▸ **SHORT TASK 1**: List the usernames that head the posts in the Julia thread on reverse dictionary lookup.

>> START SOURCE

Is something like reversed Dict? findall(x -> x=="house", cc) is to slow:/

programista · October 17, 2018, 2:20pm

Dict can find one val by key
> julia> D=Dict("a"=>1,"b"=>1,"c"=>2)
> Dict{String,Int64} with 3 entries:
>   "c" => 2
>   "b" => 1
>   "a" => 1
> 
> julia> get(D,"a",false)
> 1

I need something fast in oposite side:
somethink like findforme(1,D)
output is [“a”,“b”]
findall is to slow
findall(x → x==“house”, cc)
my collect cc has more then 10^ values and any serch during over 2 sek
Some hints?
Paul

ExpandingMan · October 17, 2018, 2:27pm

I seem to recall that a while ago some of us discussed adding a bidirectional dict to DataStructures.jl but no one ever did so. Might still be nice to have.

Fortunately, in Julia it’s extremely easy to create the reverse dictionary, behold!

dict = Dict(rand(Int, 10^5) .=> rand(Int, 10^5))
rdict = Dict(values(dict) .=> keys(dict))

Once it is created you can look up in constant time to your heart’s content.

I just realized that you have repeat values. This is more complicated, and the way of dealing with it will depend on what you are trying to achieve.

bennedich · October 17, 2018, 2:42pm

Like ExpandingMan says above, the way to solve this is to create a separate dictionary with keys and values reversed. In your case, since you have repeated values, it sounds like you want to map ints to either an array or a set of strings (depending on if you need them ordered and how you’ll access them).

>> END SOURCE
>> START RECORDS SHOWN

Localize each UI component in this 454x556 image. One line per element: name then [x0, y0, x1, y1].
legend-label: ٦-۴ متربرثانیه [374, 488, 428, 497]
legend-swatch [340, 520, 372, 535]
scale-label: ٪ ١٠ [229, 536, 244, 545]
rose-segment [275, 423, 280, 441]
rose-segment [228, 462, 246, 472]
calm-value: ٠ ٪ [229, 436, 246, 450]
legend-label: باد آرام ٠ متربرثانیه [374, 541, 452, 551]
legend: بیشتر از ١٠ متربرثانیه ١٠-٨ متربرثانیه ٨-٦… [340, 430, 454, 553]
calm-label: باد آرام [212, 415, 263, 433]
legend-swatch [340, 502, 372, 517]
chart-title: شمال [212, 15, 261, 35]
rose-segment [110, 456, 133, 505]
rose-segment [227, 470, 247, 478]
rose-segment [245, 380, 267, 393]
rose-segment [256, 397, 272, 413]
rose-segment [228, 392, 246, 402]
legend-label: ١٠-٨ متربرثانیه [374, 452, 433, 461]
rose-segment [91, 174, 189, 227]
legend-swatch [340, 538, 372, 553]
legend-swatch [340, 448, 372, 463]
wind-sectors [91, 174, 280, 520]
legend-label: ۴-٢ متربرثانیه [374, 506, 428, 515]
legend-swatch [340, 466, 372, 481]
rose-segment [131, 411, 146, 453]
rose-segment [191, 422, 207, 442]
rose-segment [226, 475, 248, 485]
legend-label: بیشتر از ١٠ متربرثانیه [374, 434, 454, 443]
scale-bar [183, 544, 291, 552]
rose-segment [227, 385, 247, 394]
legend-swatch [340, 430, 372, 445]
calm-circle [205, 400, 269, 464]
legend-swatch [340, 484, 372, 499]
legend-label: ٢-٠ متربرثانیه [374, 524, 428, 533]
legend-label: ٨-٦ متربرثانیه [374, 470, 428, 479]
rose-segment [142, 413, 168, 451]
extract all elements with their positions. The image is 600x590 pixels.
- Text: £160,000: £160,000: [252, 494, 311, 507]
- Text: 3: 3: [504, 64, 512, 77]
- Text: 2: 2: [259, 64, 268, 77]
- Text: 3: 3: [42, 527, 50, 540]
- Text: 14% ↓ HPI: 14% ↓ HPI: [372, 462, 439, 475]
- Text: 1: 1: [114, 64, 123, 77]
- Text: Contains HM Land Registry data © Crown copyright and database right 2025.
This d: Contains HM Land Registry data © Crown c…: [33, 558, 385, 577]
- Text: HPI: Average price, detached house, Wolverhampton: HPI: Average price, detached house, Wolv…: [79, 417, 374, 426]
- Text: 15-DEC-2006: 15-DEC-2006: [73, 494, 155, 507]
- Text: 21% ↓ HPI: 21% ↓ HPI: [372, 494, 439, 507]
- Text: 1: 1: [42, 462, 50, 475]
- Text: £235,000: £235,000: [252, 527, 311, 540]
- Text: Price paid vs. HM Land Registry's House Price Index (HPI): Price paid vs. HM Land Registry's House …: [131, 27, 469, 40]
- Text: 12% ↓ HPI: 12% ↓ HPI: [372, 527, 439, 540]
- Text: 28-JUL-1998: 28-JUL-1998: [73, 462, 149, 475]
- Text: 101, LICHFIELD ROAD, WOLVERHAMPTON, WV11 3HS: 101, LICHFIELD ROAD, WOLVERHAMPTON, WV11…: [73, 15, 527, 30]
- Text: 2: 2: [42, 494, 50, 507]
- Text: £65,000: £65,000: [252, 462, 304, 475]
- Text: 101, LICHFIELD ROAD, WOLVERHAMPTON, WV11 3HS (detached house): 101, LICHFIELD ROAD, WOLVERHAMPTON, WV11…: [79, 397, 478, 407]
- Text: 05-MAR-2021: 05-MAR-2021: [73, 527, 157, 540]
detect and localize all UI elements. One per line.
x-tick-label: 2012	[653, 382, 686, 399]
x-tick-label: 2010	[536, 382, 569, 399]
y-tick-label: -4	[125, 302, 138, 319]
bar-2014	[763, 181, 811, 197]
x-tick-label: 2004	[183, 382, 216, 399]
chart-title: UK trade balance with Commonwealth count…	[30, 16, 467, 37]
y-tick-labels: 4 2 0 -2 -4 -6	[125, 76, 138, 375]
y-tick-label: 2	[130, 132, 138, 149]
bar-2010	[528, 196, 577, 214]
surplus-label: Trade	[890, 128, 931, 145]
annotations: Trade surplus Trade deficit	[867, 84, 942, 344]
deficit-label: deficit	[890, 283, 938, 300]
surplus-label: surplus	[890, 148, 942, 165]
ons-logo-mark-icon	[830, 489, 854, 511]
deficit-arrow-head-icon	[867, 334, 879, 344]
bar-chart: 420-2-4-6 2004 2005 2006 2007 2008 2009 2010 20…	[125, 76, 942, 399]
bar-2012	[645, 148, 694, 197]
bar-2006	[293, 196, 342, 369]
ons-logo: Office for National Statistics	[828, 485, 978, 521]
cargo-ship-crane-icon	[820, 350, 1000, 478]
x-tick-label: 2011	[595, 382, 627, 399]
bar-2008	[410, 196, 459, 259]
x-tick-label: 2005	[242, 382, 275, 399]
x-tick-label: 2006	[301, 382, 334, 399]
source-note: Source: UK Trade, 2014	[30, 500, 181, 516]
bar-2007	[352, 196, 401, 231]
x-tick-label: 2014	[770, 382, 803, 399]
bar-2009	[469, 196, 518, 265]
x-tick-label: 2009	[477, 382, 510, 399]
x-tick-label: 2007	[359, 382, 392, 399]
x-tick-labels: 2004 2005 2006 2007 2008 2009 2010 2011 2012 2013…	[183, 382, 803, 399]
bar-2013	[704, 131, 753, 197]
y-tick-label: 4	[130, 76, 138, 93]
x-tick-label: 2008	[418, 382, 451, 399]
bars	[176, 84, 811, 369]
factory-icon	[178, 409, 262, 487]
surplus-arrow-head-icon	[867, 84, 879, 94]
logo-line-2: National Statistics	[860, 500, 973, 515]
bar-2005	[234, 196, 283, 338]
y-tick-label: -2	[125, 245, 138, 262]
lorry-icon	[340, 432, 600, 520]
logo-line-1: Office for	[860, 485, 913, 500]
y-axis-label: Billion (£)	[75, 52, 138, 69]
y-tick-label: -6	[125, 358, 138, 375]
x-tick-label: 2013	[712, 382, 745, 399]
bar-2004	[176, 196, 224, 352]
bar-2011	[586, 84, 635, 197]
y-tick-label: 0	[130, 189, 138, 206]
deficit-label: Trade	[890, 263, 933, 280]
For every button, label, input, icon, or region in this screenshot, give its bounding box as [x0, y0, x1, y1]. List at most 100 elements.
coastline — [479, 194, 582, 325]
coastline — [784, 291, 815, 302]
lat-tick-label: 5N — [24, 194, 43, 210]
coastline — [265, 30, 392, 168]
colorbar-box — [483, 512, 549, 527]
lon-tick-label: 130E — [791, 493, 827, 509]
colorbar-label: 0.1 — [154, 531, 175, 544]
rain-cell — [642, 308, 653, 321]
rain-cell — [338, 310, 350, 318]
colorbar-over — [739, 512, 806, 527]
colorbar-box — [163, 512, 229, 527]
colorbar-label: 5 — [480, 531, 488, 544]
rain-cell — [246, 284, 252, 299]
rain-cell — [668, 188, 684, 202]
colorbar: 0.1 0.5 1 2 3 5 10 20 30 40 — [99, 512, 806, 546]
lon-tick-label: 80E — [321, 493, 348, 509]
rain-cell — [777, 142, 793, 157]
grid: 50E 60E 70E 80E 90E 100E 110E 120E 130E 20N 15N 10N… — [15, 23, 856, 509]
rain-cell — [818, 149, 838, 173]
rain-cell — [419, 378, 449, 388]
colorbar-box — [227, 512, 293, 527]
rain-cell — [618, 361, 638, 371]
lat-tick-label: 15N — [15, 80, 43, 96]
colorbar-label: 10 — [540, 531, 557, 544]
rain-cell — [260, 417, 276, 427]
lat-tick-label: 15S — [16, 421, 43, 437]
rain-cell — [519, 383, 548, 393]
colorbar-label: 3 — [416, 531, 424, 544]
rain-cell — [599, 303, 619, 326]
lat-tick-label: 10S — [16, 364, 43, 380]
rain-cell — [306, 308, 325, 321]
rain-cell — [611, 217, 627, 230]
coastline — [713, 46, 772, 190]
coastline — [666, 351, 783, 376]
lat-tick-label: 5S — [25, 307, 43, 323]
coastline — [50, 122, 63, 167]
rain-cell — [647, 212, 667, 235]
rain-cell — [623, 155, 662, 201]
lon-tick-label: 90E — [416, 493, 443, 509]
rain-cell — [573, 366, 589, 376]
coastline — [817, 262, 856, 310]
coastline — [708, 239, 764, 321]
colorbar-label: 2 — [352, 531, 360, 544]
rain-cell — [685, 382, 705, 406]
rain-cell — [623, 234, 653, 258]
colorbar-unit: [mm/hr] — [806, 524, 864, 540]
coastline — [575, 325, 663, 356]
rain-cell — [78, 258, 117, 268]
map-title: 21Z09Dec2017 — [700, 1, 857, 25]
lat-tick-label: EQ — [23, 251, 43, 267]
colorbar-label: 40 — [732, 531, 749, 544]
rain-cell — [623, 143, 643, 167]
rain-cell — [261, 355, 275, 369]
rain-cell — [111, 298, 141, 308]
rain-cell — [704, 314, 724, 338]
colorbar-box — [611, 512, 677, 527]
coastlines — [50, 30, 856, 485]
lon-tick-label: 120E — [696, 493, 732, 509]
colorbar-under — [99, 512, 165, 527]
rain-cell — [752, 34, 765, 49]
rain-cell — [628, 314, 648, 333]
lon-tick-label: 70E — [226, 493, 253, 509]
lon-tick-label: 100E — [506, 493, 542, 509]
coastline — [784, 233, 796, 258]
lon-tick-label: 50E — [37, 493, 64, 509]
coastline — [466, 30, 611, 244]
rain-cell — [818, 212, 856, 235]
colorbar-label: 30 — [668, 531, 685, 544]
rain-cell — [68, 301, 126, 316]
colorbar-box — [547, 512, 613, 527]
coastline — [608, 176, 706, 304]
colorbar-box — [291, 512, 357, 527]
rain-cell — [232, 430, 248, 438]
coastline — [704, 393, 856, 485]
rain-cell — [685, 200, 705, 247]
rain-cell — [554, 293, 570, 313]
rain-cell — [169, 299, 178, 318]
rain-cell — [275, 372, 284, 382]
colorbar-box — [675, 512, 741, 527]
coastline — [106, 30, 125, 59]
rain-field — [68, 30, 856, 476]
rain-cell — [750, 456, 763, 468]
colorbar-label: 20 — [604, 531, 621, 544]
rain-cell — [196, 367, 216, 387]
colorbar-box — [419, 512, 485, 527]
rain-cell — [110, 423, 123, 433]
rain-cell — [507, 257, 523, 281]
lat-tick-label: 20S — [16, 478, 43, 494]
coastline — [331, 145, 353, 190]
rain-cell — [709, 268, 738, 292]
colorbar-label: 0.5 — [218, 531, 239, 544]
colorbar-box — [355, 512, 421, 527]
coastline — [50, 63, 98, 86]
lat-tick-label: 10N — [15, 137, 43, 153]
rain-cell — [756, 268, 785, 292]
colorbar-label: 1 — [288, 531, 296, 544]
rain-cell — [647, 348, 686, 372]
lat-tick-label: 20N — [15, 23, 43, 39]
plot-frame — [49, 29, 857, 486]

>> END RECORDS SHOWN

▸ **SHORT TASK 2**: Write out the listing's lines verbatim. Start at its first line and end after the line that contains "wind-sectors [91, 174, 280, 520]".

▸ **TASK SOLUTION 1**:
programista
ExpandingMan
bennedich

▸ **TASK SOLUTION 2**:
Localize each UI component in this 454x556 image. One line per element: name then [x0, y0, x1, y1].
legend-label: ٦-۴ متربرثانیه [374, 488, 428, 497]
legend-swatch [340, 520, 372, 535]
scale-label: ٪ ١٠ [229, 536, 244, 545]
rose-segment [275, 423, 280, 441]
rose-segment [228, 462, 246, 472]
calm-value: ٠ ٪ [229, 436, 246, 450]
legend-label: باد آرام ٠ متربرثانیه [374, 541, 452, 551]
legend: بیشتر از ١٠ متربرثانیه ١٠-٨ متربرثانیه ٨-٦… [340, 430, 454, 553]
calm-label: باد آرام [212, 415, 263, 433]
legend-swatch [340, 502, 372, 517]
chart-title: شمال [212, 15, 261, 35]
rose-segment [110, 456, 133, 505]
rose-segment [227, 470, 247, 478]
rose-segment [245, 380, 267, 393]
rose-segment [256, 397, 272, 413]
rose-segment [228, 392, 246, 402]
legend-label: ١٠-٨ متربرثانیه [374, 452, 433, 461]
rose-segment [91, 174, 189, 227]
legend-swatch [340, 538, 372, 553]
legend-swatch [340, 448, 372, 463]
wind-sectors [91, 174, 280, 520]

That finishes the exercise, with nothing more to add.